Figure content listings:
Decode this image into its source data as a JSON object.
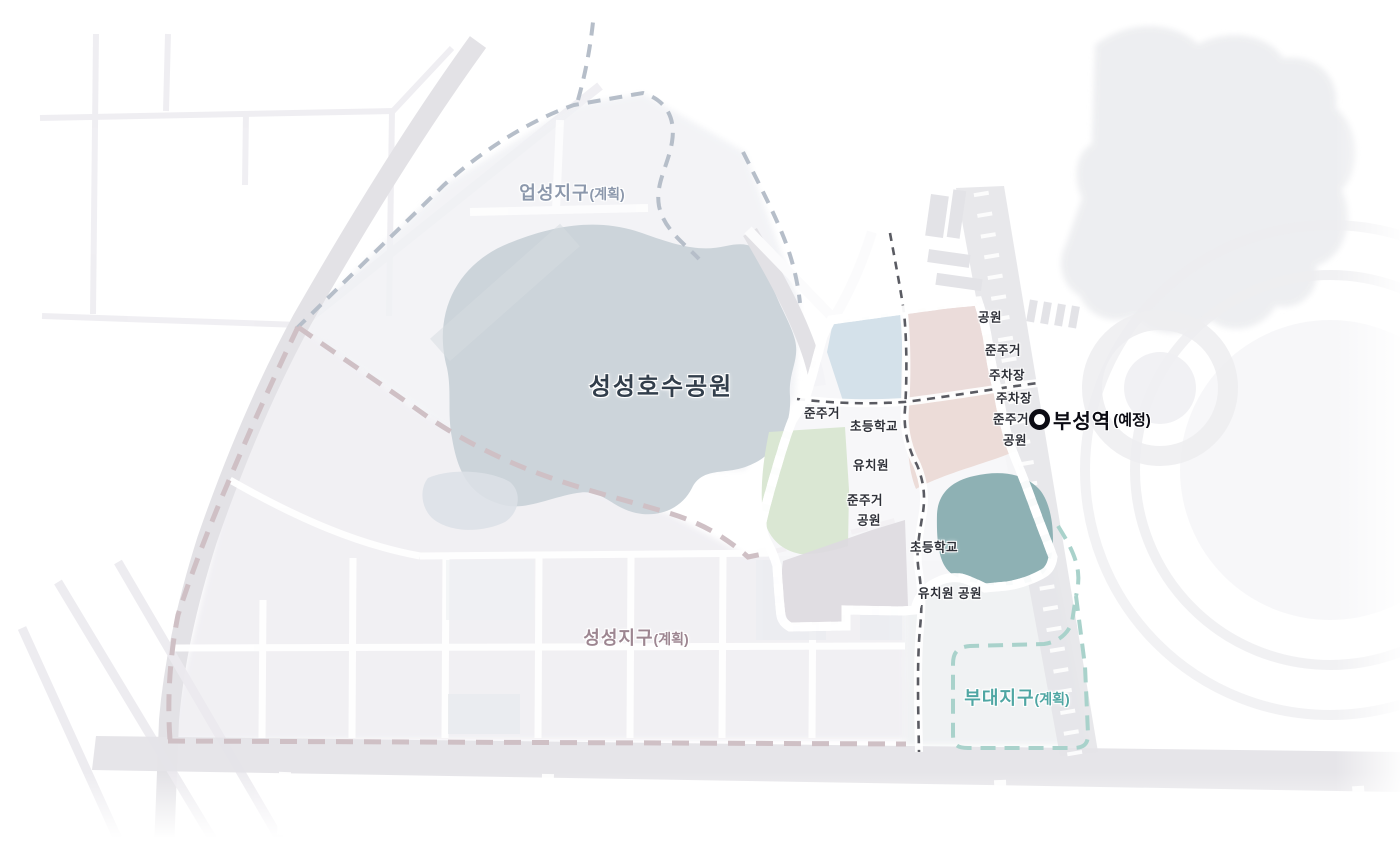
{
  "map": {
    "district_labels": [
      {
        "name": "eupseong",
        "text": "업성지구",
        "suffix": "(계획)",
        "x": 572,
        "y": 192,
        "color": "#8c98ac"
      },
      {
        "name": "seongseong-lake-park",
        "text": "성성호수공원",
        "suffix": "",
        "x": 661,
        "y": 384,
        "color": "#323e4b"
      },
      {
        "name": "seongseong",
        "text": "성성지구",
        "suffix": "(계획)",
        "x": 636,
        "y": 637,
        "color": "#9d8691"
      },
      {
        "name": "budae",
        "text": "부대지구",
        "suffix": "(계획)",
        "x": 1017,
        "y": 697,
        "color": "#4fa6a3"
      }
    ],
    "station": {
      "text": "부성역",
      "suffix": "(예정)"
    },
    "zone_labels": [
      {
        "text": "준주거",
        "x": 822,
        "y": 412
      },
      {
        "text": "초등학교",
        "x": 874,
        "y": 425
      },
      {
        "text": "유치원",
        "x": 871,
        "y": 464
      },
      {
        "text": "준주거",
        "x": 865,
        "y": 499
      },
      {
        "text": "공원",
        "x": 869,
        "y": 519
      },
      {
        "text": "초등학교",
        "x": 934,
        "y": 546
      },
      {
        "text": "유치원",
        "x": 936,
        "y": 592
      },
      {
        "text": "공원",
        "x": 970,
        "y": 592
      },
      {
        "text": "공원",
        "x": 990,
        "y": 316
      },
      {
        "text": "준주거",
        "x": 1003,
        "y": 349
      },
      {
        "text": "주차장",
        "x": 1007,
        "y": 374
      },
      {
        "text": "주차장",
        "x": 1014,
        "y": 397
      },
      {
        "text": "준주거",
        "x": 1011,
        "y": 418
      },
      {
        "text": "공원",
        "x": 1015,
        "y": 439
      }
    ],
    "colors": {
      "boundary_red": "#d7232e",
      "boundary_mauve": "#cfc0c5",
      "boundary_blue_gray": "#b6bec9",
      "boundary_teal": "#a9d2cb",
      "zone_blue": "#d4e1ea",
      "zone_pink": "#ebdcda",
      "zone_green": "#dae7d3",
      "zone_teal": "#8eb1b4",
      "zone_lavender": "#dddae0",
      "lake": "#ccd4da",
      "inner_road_dash": "#5a5b62"
    }
  }
}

Given task :: Write the records out again in full, exactly, and skip every picture.

Solution for this exercise ::
Decode this image into its source data as a JSON object.
{
  "map": {
    "district_labels": [
      {
        "name": "eupseong",
        "text": "업성지구",
        "suffix": "(계획)",
        "x": 572,
        "y": 192,
        "color": "#8c98ac"
      },
      {
        "name": "seongseong-lake-park",
        "text": "성성호수공원",
        "suffix": "",
        "x": 661,
        "y": 384,
        "color": "#323e4b"
      },
      {
        "name": "seongseong",
        "text": "성성지구",
        "suffix": "(계획)",
        "x": 636,
        "y": 637,
        "color": "#9d8691"
      },
      {
        "name": "budae",
        "text": "부대지구",
        "suffix": "(계획)",
        "x": 1017,
        "y": 697,
        "color": "#4fa6a3"
      }
    ],
    "station": {
      "text": "부성역",
      "suffix": "(예정)"
    },
    "zone_labels": [
      {
        "text": "준주거",
        "x": 822,
        "y": 412
      },
      {
        "text": "초등학교",
        "x": 874,
        "y": 425
      },
      {
        "text": "유치원",
        "x": 871,
        "y": 464
      },
      {
        "text": "준주거",
        "x": 865,
        "y": 499
      },
      {
        "text": "공원",
        "x": 869,
        "y": 519
      },
      {
        "text": "초등학교",
        "x": 934,
        "y": 546
      },
      {
        "text": "유치원",
        "x": 936,
        "y": 592
      },
      {
        "text": "공원",
        "x": 970,
        "y": 592
      },
      {
        "text": "공원",
        "x": 990,
        "y": 316
      },
      {
        "text": "준주거",
        "x": 1003,
        "y": 349
      },
      {
        "text": "주차장",
        "x": 1007,
        "y": 374
      },
      {
        "text": "주차장",
        "x": 1014,
        "y": 397
      },
      {
        "text": "준주거",
        "x": 1011,
        "y": 418
      },
      {
        "text": "공원",
        "x": 1015,
        "y": 439
      }
    ],
    "colors": {
      "boundary_red": "#d7232e",
      "boundary_mauve": "#cfc0c5",
      "boundary_blue_gray": "#b6bec9",
      "boundary_teal": "#a9d2cb",
      "zone_blue": "#d4e1ea",
      "zone_pink": "#ebdcda",
      "zone_green": "#dae7d3",
      "zone_teal": "#8eb1b4",
      "zone_lavender": "#dddae0",
      "lake": "#ccd4da",
      "inner_road_dash": "#5a5b62"
    }
  }
}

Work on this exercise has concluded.